__WHAT TO DO__. Give back each entry unchanged, minus pictures.
***** RECORDS FOR THIS TASK *****
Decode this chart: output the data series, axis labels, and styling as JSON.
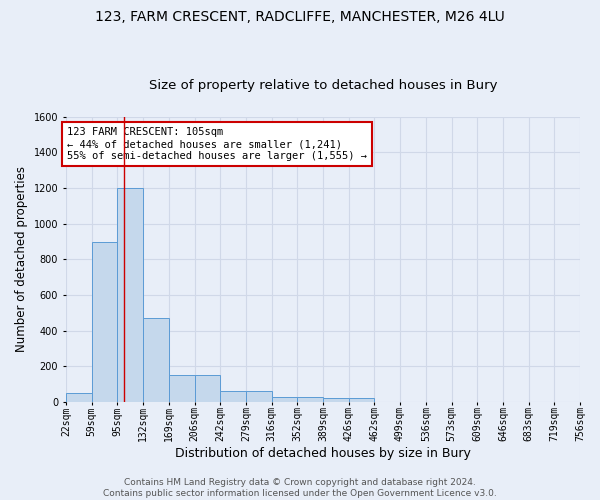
{
  "title": "123, FARM CRESCENT, RADCLIFFE, MANCHESTER, M26 4LU",
  "subtitle": "Size of property relative to detached houses in Bury",
  "xlabel": "Distribution of detached houses by size in Bury",
  "ylabel": "Number of detached properties",
  "bin_labels": [
    "22sqm",
    "59sqm",
    "95sqm",
    "132sqm",
    "169sqm",
    "206sqm",
    "242sqm",
    "279sqm",
    "316sqm",
    "352sqm",
    "389sqm",
    "426sqm",
    "462sqm",
    "499sqm",
    "536sqm",
    "573sqm",
    "609sqm",
    "646sqm",
    "683sqm",
    "719sqm",
    "756sqm"
  ],
  "bin_edges": [
    22,
    59,
    95,
    132,
    169,
    206,
    242,
    279,
    316,
    352,
    389,
    426,
    462,
    499,
    536,
    573,
    609,
    646,
    683,
    719,
    756
  ],
  "bar_heights": [
    50,
    900,
    1200,
    470,
    150,
    150,
    60,
    60,
    30,
    30,
    20,
    20,
    0,
    0,
    0,
    0,
    0,
    0,
    0,
    0
  ],
  "bar_color": "#c5d8ec",
  "bar_edge_color": "#5b9bd5",
  "red_line_x": 105,
  "annotation_text": "123 FARM CRESCENT: 105sqm\n← 44% of detached houses are smaller (1,241)\n55% of semi-detached houses are larger (1,555) →",
  "annotation_box_color": "#ffffff",
  "annotation_box_edge_color": "#cc0000",
  "ylim": [
    0,
    1600
  ],
  "yticks": [
    0,
    200,
    400,
    600,
    800,
    1000,
    1200,
    1400,
    1600
  ],
  "background_color": "#e8eef8",
  "grid_color": "#d0d8e8",
  "footer_text": "Contains HM Land Registry data © Crown copyright and database right 2024.\nContains public sector information licensed under the Open Government Licence v3.0.",
  "title_fontsize": 10,
  "subtitle_fontsize": 9.5,
  "xlabel_fontsize": 9,
  "ylabel_fontsize": 8.5,
  "tick_fontsize": 7,
  "annotation_fontsize": 7.5,
  "footer_fontsize": 6.5
}
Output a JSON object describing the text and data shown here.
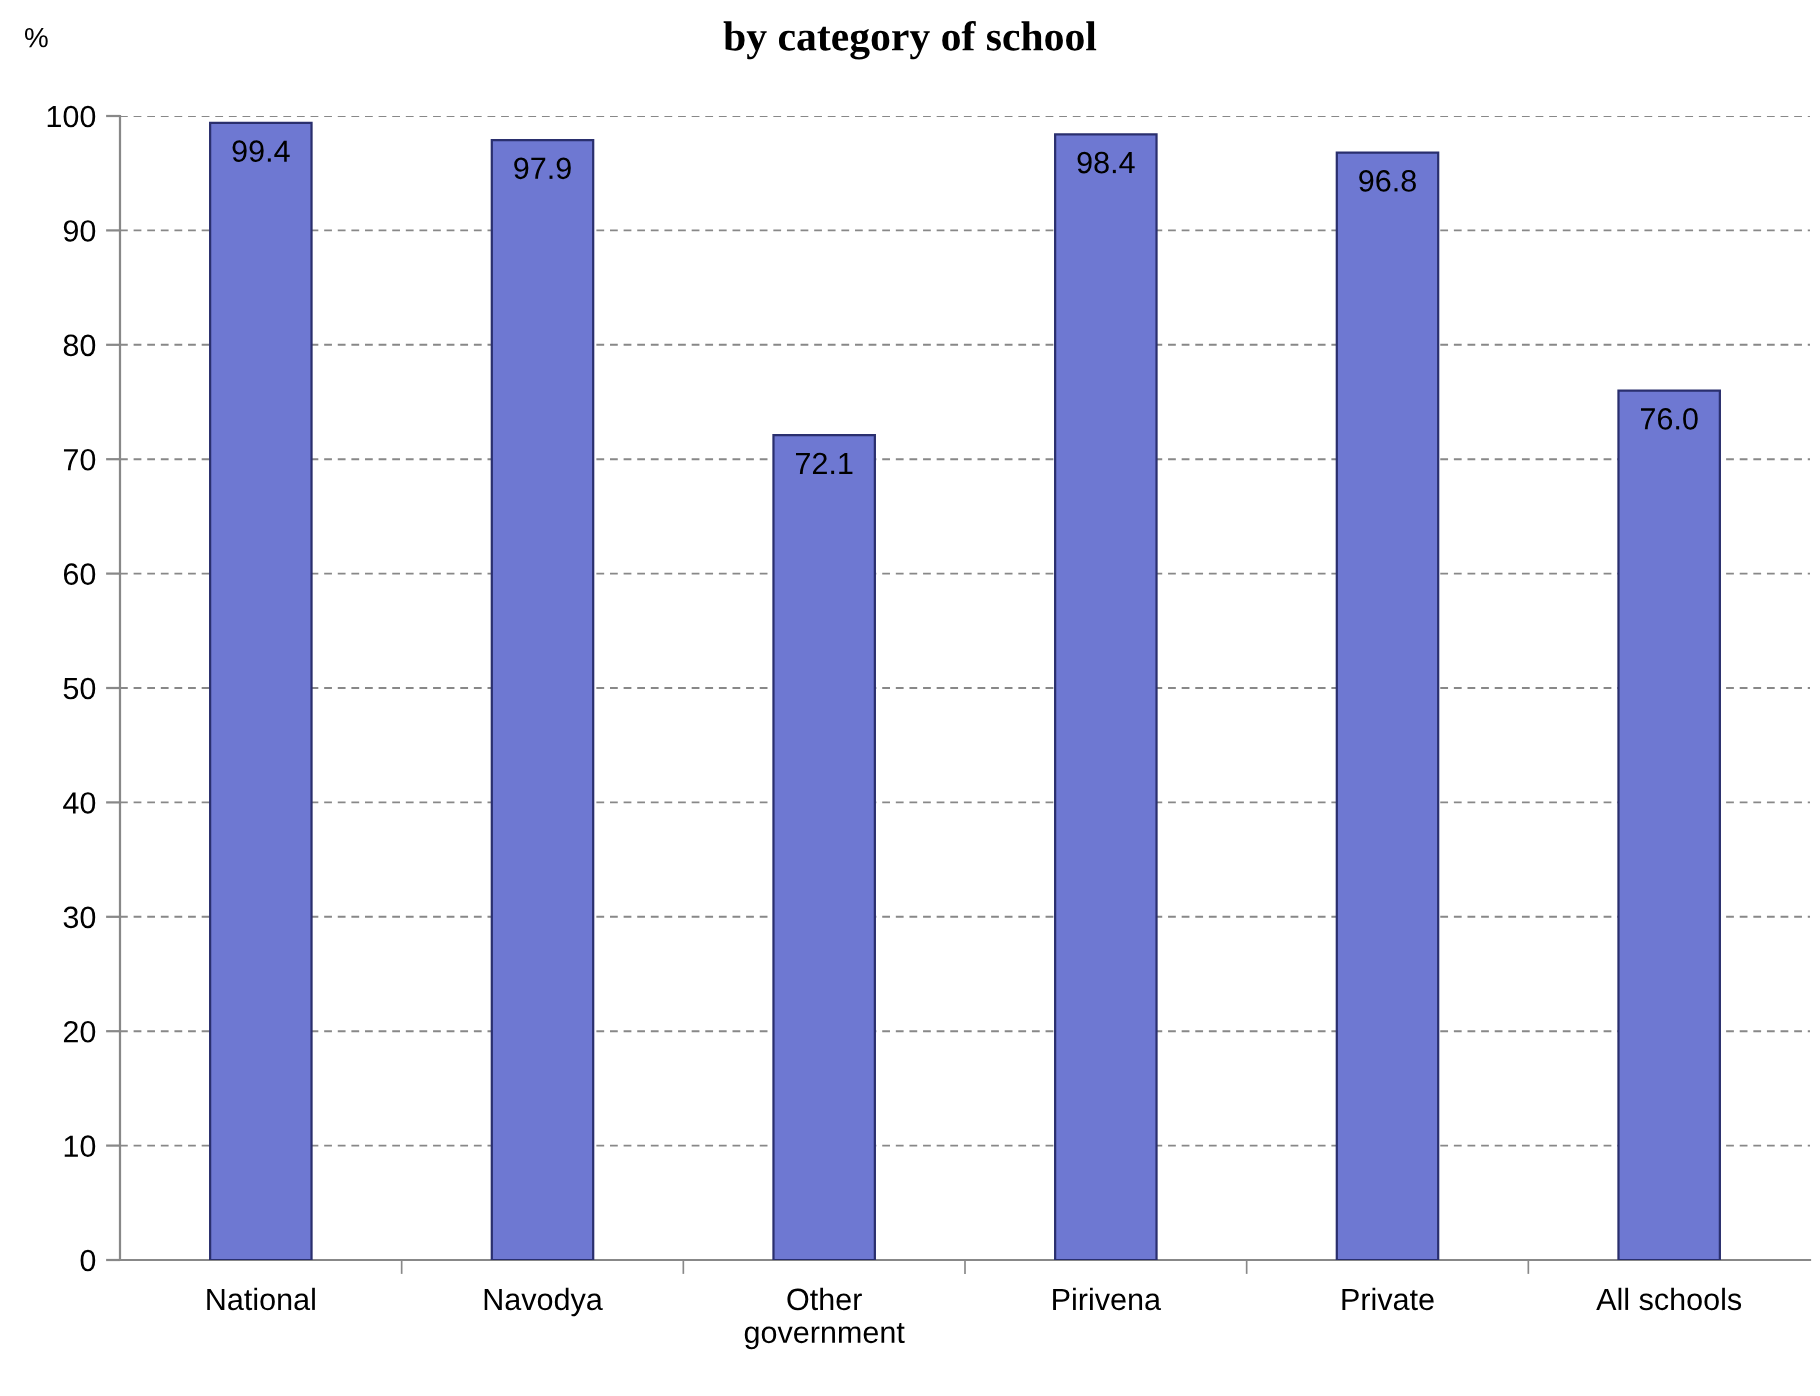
{
  "chart_data": {
    "type": "bar",
    "title": "by category of school",
    "ylabel": "%",
    "categories": [
      "National",
      "Navodya",
      "Other\ngovernment",
      "Pirivena",
      "Private",
      "All schools"
    ],
    "values": [
      99.4,
      97.9,
      72.1,
      98.4,
      96.8,
      76.0
    ],
    "color": "#6e78d2",
    "ylim": [
      0,
      100
    ],
    "yticks": [
      0,
      10,
      20,
      30,
      40,
      50,
      60,
      70,
      80,
      90,
      100
    ],
    "value_labels": [
      "99.4",
      "97.9",
      "72.1",
      "98.4",
      "96.8",
      "76.0"
    ],
    "grid": "y",
    "line_style": "dashed"
  }
}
*****
__CORRECT RESPONSE__.
Decode this chart: output the data series, axis labels, and styling as JSON.
{
  "title": "123, FARM CRESCENT, RADCLIFFE, MANCHESTER, M26 4LU",
  "subtitle": "Size of property relative to detached houses in Bury",
  "xlabel": "Distribution of detached houses by size in Bury",
  "ylabel": "Number of detached properties",
  "bin_labels": [
    "22sqm",
    "59sqm",
    "95sqm",
    "132sqm",
    "169sqm",
    "206sqm",
    "242sqm",
    "279sqm",
    "316sqm",
    "352sqm",
    "389sqm",
    "426sqm",
    "462sqm",
    "499sqm",
    "536sqm",
    "573sqm",
    "609sqm",
    "646sqm",
    "683sqm",
    "719sqm",
    "756sqm"
  ],
  "bin_edges": [
    22,
    59,
    95,
    132,
    169,
    206,
    242,
    279,
    316,
    352,
    389,
    426,
    462,
    499,
    536,
    573,
    609,
    646,
    683,
    719,
    756
  ],
  "bar_heights": [
    50,
    900,
    1200,
    470,
    150,
    150,
    60,
    60,
    30,
    30,
    20,
    20,
    0,
    0,
    0,
    0,
    0,
    0,
    0,
    0
  ],
  "bar_color": "#c5d8ec",
  "bar_edge_color": "#5b9bd5",
  "red_line_x": 105,
  "annotation_text": "123 FARM CRESCENT: 105sqm\n← 44% of detached houses are smaller (1,241)\n55% of semi-detached houses are larger (1,555) →",
  "annotation_box_color": "#ffffff",
  "annotation_box_edge_color": "#cc0000",
  "ylim": [
    0,
    1600
  ],
  "yticks": [
    0,
    200,
    400,
    600,
    800,
    1000,
    1200,
    1400,
    1600
  ],
  "background_color": "#e8eef8",
  "grid_color": "#d0d8e8",
  "footer_text": "Contains HM Land Registry data © Crown copyright and database right 2024.\nContains public sector information licensed under the Open Government Licence v3.0.",
  "title_fontsize": 10,
  "subtitle_fontsize": 9.5,
  "xlabel_fontsize": 9,
  "ylabel_fontsize": 8.5,
  "tick_fontsize": 7,
  "annotation_fontsize": 7.5,
  "footer_fontsize": 6.5
}
Output a JSON object describing the text and data shown here.
{
  "chart_data": {
    "type": "bar",
    "title": "by category of school",
    "ylabel": "%",
    "categories": [
      "National",
      "Navodya",
      "Other\ngovernment",
      "Pirivena",
      "Private",
      "All schools"
    ],
    "values": [
      99.4,
      97.9,
      72.1,
      98.4,
      96.8,
      76.0
    ],
    "color": "#6e78d2",
    "ylim": [
      0,
      100
    ],
    "yticks": [
      0,
      10,
      20,
      30,
      40,
      50,
      60,
      70,
      80,
      90,
      100
    ],
    "value_labels": [
      "99.4",
      "97.9",
      "72.1",
      "98.4",
      "96.8",
      "76.0"
    ],
    "grid": "y",
    "line_style": "dashed"
  }
}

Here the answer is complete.